::: TEXTO :::

Depois de um longo período de acesso antecipado (período em que o jogo gradualmente recebeu aprimoramentos) com dois adiamentos de data de lançamento (devido o aumento do número de parceiros e consequentemente da variedade de conteúdo), PC Building Simulator foi oficialmente lançado em 29 de janeiro de 2019, esbanjando novas parcerias importantes como da NVIDIA e Thermaltake. O objetivo do título é desafiar o jogador a manter o seu próprio negócio de reparos e construções de computadores e oferecer simulações precisas de software, além de peças reais (com design e especificações verdadeiras) e de um modo sandbox onde o usuário pode criar suas máquinas sem se preocupar com orçamentos.

Desenvolvido por Claudiu Kiss em parceria com a The Irregular Corporation, o simulador está disponível exclusivamente para PC (via Steam) e conta também tanto com um modo didático para iniciantes quanto sistemas um pouco mais complexos (como overclocking e liquid cooling) para entusiastas.

A parceria dos desenvolvedores com tantas produtoras de hardware e periféricos permite a disponibilização de peças existentes na vida real.

O jogo conta com localização para o Português Brasileiro.
Não possui modo multiplayer local e/ou online.
Esta análise contém spoilers leves.

Enredo

Não são poucos os simuladores em que herdamos um negócio de nossa família e PC Building Simulator não é exceção. No modo carreira, o jogador assume o papel do sobrinho de um inexperiente e descuidado técnico de informática denominado Tim. Depois de descobrir que os negócios não iam bem, Tim decidiu passar sua oficina de computadores para seu sobrinho (o jogador) com a expectativa de que talvez ele tivesse mais sorte. E o termo adequado é esse mesmo — sorte — porque desde o começo podemos entender que nosso tio não está disposto a cooperar. Inclusive, tem um detalhe: a empresa ainda é dele.

:::

• _REQUISITOS DO EXERCÍCIO_:
[A] Segundo a análise do PC Building Simulator, em que data o jogo foi oficialmente lançado?
[B] Reescreva o trecho da análise do PC Building Simulator que começa em "A parceria dos" e vai até "contém spoilers leves.", atualizando "Português Brasileiro" para "Português Europeu".
[C] Por favor, dê continuidade à análise do PC Building Simulator a partir da última frase apresentada.

::: REGISTROS BRUTOS :::

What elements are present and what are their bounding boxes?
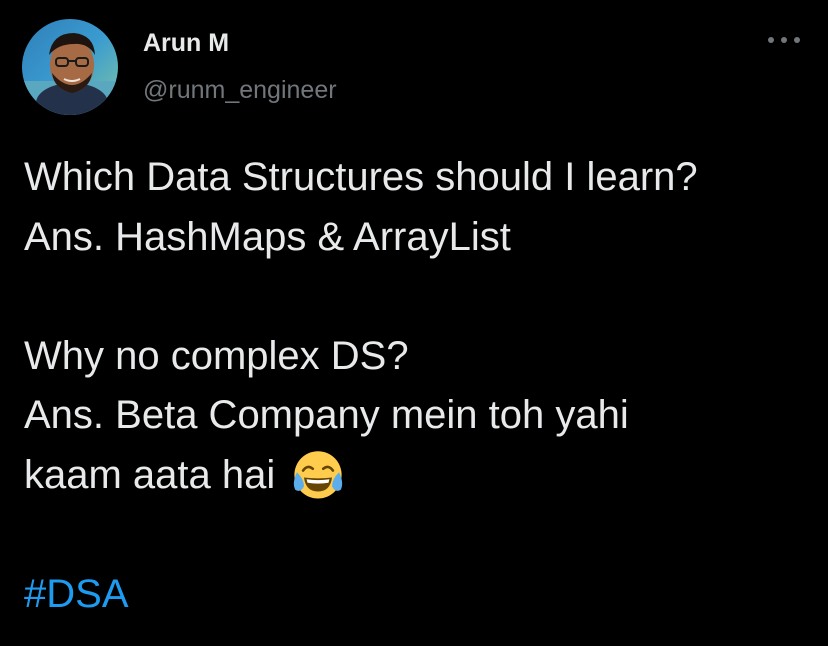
face-with-tears-of-joy-icon — [294, 450, 343, 498]
hashtag-link[interactable]: #DSA — [24, 572, 129, 616]
tweet-text: Which Data Structures should I learn? An… — [24, 148, 814, 624]
avatar[interactable] — [22, 19, 118, 115]
tweet-line: Ans. Beta Company mein toh yahi — [24, 393, 629, 437]
tweet-line-hashtag: #DSA — [24, 565, 814, 625]
tweet-line: Why no complex DS? — [24, 333, 409, 378]
more-horizontal-icon — [768, 37, 800, 43]
author-handle[interactable]: @runm_engineer — [143, 76, 337, 105]
avatar-image — [22, 19, 118, 115]
tweet-line-text: kaam aata hai — [24, 452, 276, 497]
tweet-line: Ans. HashMaps & ArrayList — [24, 214, 511, 259]
tweet-line-with-emoji: kaam aata hai — [24, 446, 814, 506]
more-options-button[interactable] — [762, 25, 806, 55]
tweet-card: Arun M @runm_engineer Which Data Structu… — [0, 0, 828, 646]
author-display-name[interactable]: Arun M — [143, 29, 229, 58]
tweet-line: Which Data Structures should I learn? — [24, 155, 698, 199]
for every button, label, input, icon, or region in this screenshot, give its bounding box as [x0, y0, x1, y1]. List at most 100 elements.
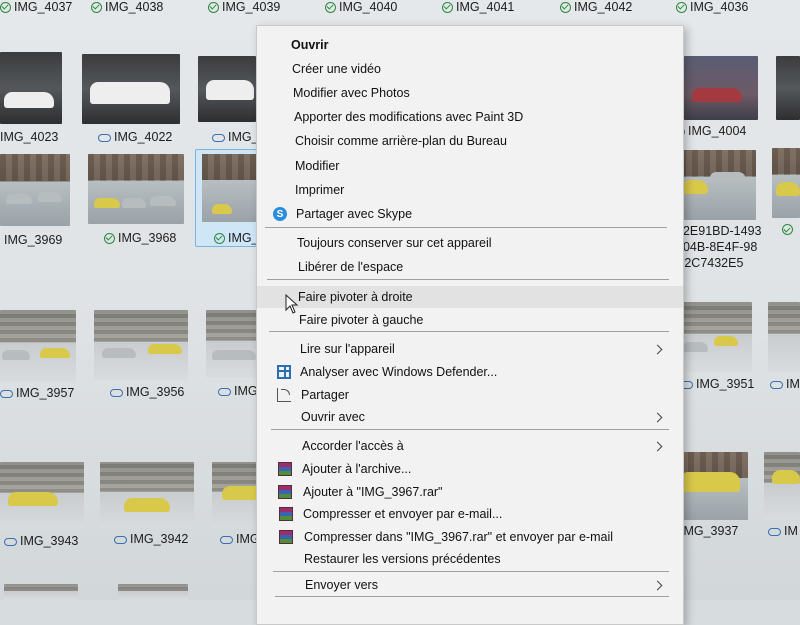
photo-thumbnail[interactable] [100, 462, 194, 528]
file-name: IMG_3943 [20, 534, 79, 548]
file-name: IMG_4022 [114, 130, 173, 144]
file-long-name-line[interactable]: 404B-8E4F-98 [676, 240, 757, 254]
file-label[interactable]: IMG_3951 [680, 377, 754, 391]
menu-separator [273, 571, 669, 572]
menu-item-compress-rar-email[interactable]: Compresser dans "IMG_3967.rar" et envoye… [257, 526, 683, 548]
menu-item-rotate-right[interactable]: Faire pivoter à droite [257, 286, 683, 308]
menu-separator [269, 331, 669, 332]
file-label[interactable]: IMG_3942 [114, 532, 188, 546]
file-label[interactable]: IMG_4040 [325, 0, 397, 14]
chevron-right-icon [652, 412, 663, 422]
file-label[interactable]: IMG_3957 [0, 386, 74, 400]
file-label[interactable]: IMG_3956 [110, 385, 184, 399]
menu-item-restore-versions[interactable]: Restaurer les versions précédentes [257, 548, 683, 570]
file-name: IMG_3951 [696, 377, 755, 391]
photo-thumbnail[interactable] [206, 310, 262, 378]
file-name: IM [784, 524, 798, 538]
file-name: 404B-8E4F-98 [676, 240, 758, 254]
synced-check-icon [0, 1, 11, 13]
menu-item-wallpaper[interactable]: Choisir comme arrière-plan du Bureau [257, 130, 683, 152]
winrar-icon [279, 507, 293, 521]
file-name: IMG_4038 [105, 0, 164, 14]
menu-item-label: Analyser avec Windows Defender... [300, 365, 498, 379]
file-label[interactable]: IMG_3943 [4, 534, 78, 548]
photo-thumbnail[interactable] [198, 56, 256, 122]
menu-item-open-with[interactable]: Ouvrir avec [257, 406, 683, 428]
menu-item-print[interactable]: Imprimer [257, 179, 683, 201]
file-label[interactable]: IMG_4037 [0, 0, 72, 14]
photo-thumbnail[interactable] [776, 56, 800, 120]
menu-item-free-space[interactable]: Libérer de l'espace [257, 256, 683, 278]
menu-item-edit[interactable]: Modifier [257, 155, 683, 177]
chevron-right-icon [652, 344, 663, 354]
file-label[interactable] [782, 224, 793, 235]
photo-thumbnail[interactable] [4, 584, 78, 600]
photo-thumbnail[interactable] [94, 310, 188, 380]
menu-item-grant-access[interactable]: Accorder l'accès à [257, 435, 683, 457]
photo-thumbnail[interactable] [678, 302, 752, 372]
file-long-name-line[interactable]: E2C7432E5 [676, 256, 743, 270]
file-name: IMG_3968 [118, 231, 177, 245]
photo-thumbnail[interactable] [768, 302, 800, 372]
file-label[interactable]: IMG_4042 [560, 0, 632, 14]
menu-item-share-skype[interactable]: S Partager avec Skype [257, 203, 683, 225]
photo-thumbnail[interactable] [118, 584, 188, 600]
file-name: IMG_4042 [574, 0, 633, 14]
menu-item-label: Partager avec Skype [296, 207, 413, 221]
menu-item-play-on-device[interactable]: Lire sur l'appareil [257, 338, 683, 360]
file-label[interactable]: IMG_ [214, 231, 259, 245]
file-label[interactable]: IMG_4022 [98, 130, 172, 144]
file-label[interactable]: IMG_3969 [4, 233, 62, 247]
menu-item-label: Créer une vidéo [292, 62, 381, 76]
file-name: 32E91BD-1493 [676, 224, 762, 238]
menu-item-compress-email[interactable]: Compresser et envoyer par e-mail... [257, 503, 683, 525]
photo-thumbnail[interactable] [0, 462, 84, 530]
file-name: IMG_4041 [456, 0, 515, 14]
photo-thumbnail[interactable] [88, 154, 184, 224]
file-name: IMG_3942 [130, 532, 189, 546]
menu-item-add-archive[interactable]: Ajouter à l'archive... [257, 458, 683, 480]
photo-thumbnail[interactable] [82, 54, 180, 124]
synced-check-icon [325, 1, 336, 13]
menu-item-scan-defender[interactable]: Analyser avec Windows Defender... [257, 361, 683, 383]
menu-item-open[interactable]: Ouvrir [257, 34, 683, 56]
chevron-right-icon [652, 580, 663, 590]
photo-thumbnail[interactable] [0, 154, 70, 226]
file-label[interactable]: IM [768, 524, 798, 538]
file-label[interactable]: IMG_4023 [0, 130, 58, 144]
menu-item-share[interactable]: Partager [257, 384, 683, 406]
file-label[interactable]: IMG_3968 [104, 231, 176, 245]
menu-item-add-rar[interactable]: Ajouter à "IMG_3967.rar" [257, 481, 683, 503]
file-label[interactable]: IMG_4039 [208, 0, 280, 14]
menu-item-paint3d[interactable]: Apporter des modifications avec Paint 3D [257, 106, 683, 128]
photo-thumbnail[interactable] [676, 452, 748, 520]
menu-separator [275, 596, 669, 597]
photo-thumbnail[interactable] [0, 310, 76, 382]
file-label[interactable]: IM [770, 377, 800, 391]
photo-thumbnail[interactable] [772, 148, 800, 218]
menu-item-label: Ajouter à "IMG_3967.rar" [303, 485, 443, 499]
file-label[interactable]: IMG_4036 [676, 0, 748, 14]
menu-item-label: Choisir comme arrière-plan du Bureau [295, 134, 507, 148]
file-name: IMG_3969 [4, 233, 63, 247]
winrar-icon [279, 530, 293, 544]
file-long-name-line[interactable]: 32E91BD-1493 [676, 224, 761, 238]
synced-check-icon [676, 1, 687, 13]
menu-item-edit-photos[interactable]: Modifier avec Photos [257, 82, 683, 104]
menu-item-send-to[interactable]: Envoyer vers [257, 574, 683, 596]
photo-thumbnail[interactable] [680, 150, 756, 220]
menu-separator [265, 227, 667, 228]
file-label[interactable]: IMG_ [212, 130, 259, 144]
photo-thumbnail[interactable] [684, 56, 758, 120]
file-name: IMG_4023 [0, 130, 59, 144]
synced-check-icon [560, 1, 571, 13]
file-label[interactable]: IMG_4041 [442, 0, 514, 14]
menu-item-rotate-left[interactable]: Faire pivoter à gauche [257, 309, 683, 331]
menu-item-create-video[interactable]: Créer une vidéo [257, 58, 683, 80]
photo-thumbnail[interactable] [0, 52, 62, 124]
menu-item-keep-on-device[interactable]: Toujours conserver sur cet appareil [257, 232, 683, 254]
photo-thumbnail[interactable] [764, 452, 800, 520]
cloud-icon [0, 390, 13, 398]
context-menu: Ouvrir Créer une vidéo Modifier avec Pho… [256, 25, 684, 625]
file-label[interactable]: IMG_4038 [91, 0, 163, 14]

:::

• _RESPOSTAS EM ORDEM_:
[A] Em 29 de janeiro de 2019.

[B]
A parceria dos desenvolvedores com tantas produtoras de hardware e periféricos permite a disponibilização de peças existentes na vida real.

O jogo conta com localização para o Português Europeu.
Não possui modo multiplayer local e/ou online.
Esta análise contém spoilers leves.

[C]
A conta está zerada, as contas de serviço chegam no meio do mês e Tim ainda pegou 15 dólares emprestados pra gasolina. Uma bela maneira de começar, não é mesmo?

E é assim que a sua jornada de “reviver” a empresa começa. Através da caixa de entrada de seu email, o jogador confere serviços disponíveis junto de pequenas (ou cômicas e longuíssimas) descrições da situação. É por esta mecânica que o habitual foco do enredo de jogos do gênero — as relações entre prestador de serviços e clientes—se constrói.

Tem maluco de todo tipo, desde gente sem noção de orçamento até moderador de site de cobertura de filmes fanático por quantia de armazenamento, passando por verdadeiras pérolas da informática. A disponibilidade de localização para o Português Brasileiro facilita o entendimento para quem não é proficiente no Inglês, mas comete vários erros básicos (alguns deles claramente por falta de proofreading e má interpretação de contexto) apesar de se esforçar. A maioria desses erros não atrapalha no desenvolvimento do enredo, mas podem gerar confusões na hora de entender o funcionamento de uma ferramenta ou de comprar uma peça para um cliente.

Ok, tenho de admitir: “Zeca Reca e as Xícaras Malucas — Uma História de Fondbuster” foi uma boa sacada de localização.

Ao passar do tempo, novas funções contribuem para construir os casos de relação entre prestador de serviços e clientes, como por exemplo um site de avaliação de empresas onde seus trabalhos anteriores resultam em comentários e notas de uma a cinco estrelas. Esta avaliação depende do quão bem o cliente foi atendido e geralmente pequenos pedidos opcionais (como a preferência por uma cor de cabos) garantem um bônus ao resultado.

Acredite: as habilidades do tio Tim nunca deixam de surpreender — ou seria desapontar?

Através do aumento gradual de reputação novos tipos de serviços podem ser aceitos e a empresa pode se “reerguer” como uma boa opção entre os clientes. Por essa popularidade, o jogador deve acumular dinheiro para então comprar a empresa de seu tio e se tornar o novo dono.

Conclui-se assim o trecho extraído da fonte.